# Passage provided
Solar will continue to be beloved by politicians and policy makers that want to be seen to be taking the climate problem seriously (and because the climate/ GHG's link is real it means 97% and more of real climate scientists will keep coming up with more and more results that confirms it) the need to be seen to be taking the climate problem seriously is only going to grow. The easiest and most popular way for politics to appease those concerns has been and still is, to lend visible support to RE so a large part of politics will continue to do so - and with growing confidence given the plummeting costs of these technologies. The high costs and limited emissions achievement of earlier RE deployments do not properly reflect their future outlook; every RE element is cheaper now than ever before and we can be confident of further significant price decreases over the next decade, even without the "breakthrough" advances that would make the later challenges more achievable. The scales needed are enormous - that has always been the case - and we do need the R&D side to persist, to refine the tech we have and develop the tech that will replace it.

More ballsy is the politics of resisting climate concerns, with it's own indulgences in populist opportunism, like the expedient fanning of the flames of alarmist economic fears of strong climate action. It is especially brave because policy based on serious misapprehensions about emissions/climate concerns (even with their tame 3% of scientists desperately forcing round climate data into square holes) are never going to be fit for purpose except by the most extraordinarily lucky ineptitude. This kind of politicking has been popular enough to see heads of governments and whole mainstream political parties indulging in it, with opposing the support for RE that is a signature theme of the climate action agenda having become in turn the signature theme of the climate obstructionist agenda. Lot's of supporters of nuclear as an alternative to RE will continue to align with them - seeing their opposition to political environmentalism and to the support given to RE as cause in common. A serious mistake in my opinion as I don't think that alignment will achieve greater support for nuclear for climate purposes - but clearly there are proponents of nuclear here that disagree.

# Data rows
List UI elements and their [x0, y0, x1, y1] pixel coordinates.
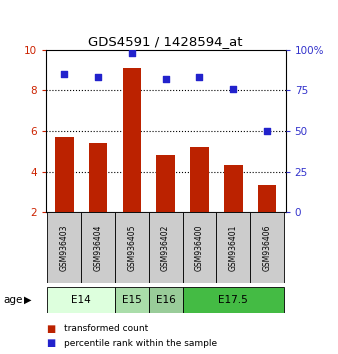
Text: ■: ■ [46, 324, 55, 333]
Bar [55, 137, 74, 212]
Bar [250, 212, 284, 283]
Bar [89, 143, 107, 212]
Bar [81, 212, 115, 283]
Bar [47, 287, 115, 313]
Bar [47, 212, 81, 283]
Point [231, 86, 236, 91]
Bar [122, 68, 141, 212]
Text: GSM936403: GSM936403 [60, 224, 69, 271]
Bar [115, 212, 149, 283]
Bar [149, 287, 183, 313]
Text: E15: E15 [122, 295, 142, 305]
Bar [183, 212, 216, 283]
Text: GSM936405: GSM936405 [127, 224, 136, 271]
Bar [190, 147, 209, 212]
Text: E16: E16 [156, 295, 175, 305]
Bar [156, 155, 175, 212]
Point [163, 76, 168, 82]
Text: transformed count: transformed count [64, 324, 148, 333]
Text: ▶: ▶ [24, 295, 32, 305]
Point [129, 50, 135, 56]
Title: GDS4591 / 1428594_at: GDS4591 / 1428594_at [88, 35, 243, 48]
Text: GSM936406: GSM936406 [263, 224, 271, 271]
Point [197, 74, 202, 80]
Bar [149, 212, 183, 283]
Bar [115, 287, 149, 313]
Point [62, 71, 67, 77]
Text: GSM936400: GSM936400 [195, 224, 204, 271]
Text: GSM936404: GSM936404 [94, 224, 102, 271]
Bar [224, 165, 243, 212]
Text: E17.5: E17.5 [218, 295, 248, 305]
Text: percentile rank within the sample: percentile rank within the sample [64, 339, 217, 348]
Bar [183, 287, 284, 313]
Text: ■: ■ [46, 338, 55, 348]
Point [264, 128, 270, 134]
Text: age: age [3, 295, 23, 305]
Text: GSM936402: GSM936402 [161, 224, 170, 271]
Text: E14: E14 [71, 295, 91, 305]
Bar [216, 212, 250, 283]
Text: GSM936401: GSM936401 [229, 224, 238, 271]
Bar [258, 185, 276, 212]
Point [95, 74, 101, 80]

# What to work on
(A) Do these statements agree with the passage on renewable energy politics? (i) Every element of renewable energy costs less now than at any earlier time. (ii) The scales needed for renewable energy are modest. (iii) The writer expects that aligning nuclear supporters with opponents of climate action will win nuclear more support for climate purposes. Answer yes or no for each, quoting the words of the passage that settle it.
(B) Can you carry the passage on renewable energy politics further, picking up after its final sentence?

# The responses
(A)
(i) Yes: "every RE element is cheaper now than ever before"
(ii) No: "The scales needed are enormous"
(iii) No: "A serious mistake in my opinion as I don't think that alignment will achieve greater support for nuclear for climate purposes"

(B)
There are no certainties, whichever course we take, except perhaps that failure to rise up and face up to the climate and emissions problem is the most certain road to disaster and that making sacrifices, if that's what it takes to avoid an unfixable climate distaster, ought to be a no brainer. When people who, by any historical standards are wealthy beyond imagination and extravagantly wasteful with it, are encourage to feel outrage at the prospect of making even modest financial sacrifices for the sake of climate stability - and cry "what about poor people?" as they do so - I can only feel appalled at the self indulgence.
 
  • #414
mheslep said:
Eh, not exactly. Many US states have for long had Renewable Portfolio Standards (RPS) that require the state utility to buy some defined share of its electricity from a list of so called "clean" power sources, solar/wind/hydro/trash and, straight from the 18th century, trees. Last I looked, none of the state RPS include nuclear.

Why should it? Nuclear is not renewable. It does use fuel.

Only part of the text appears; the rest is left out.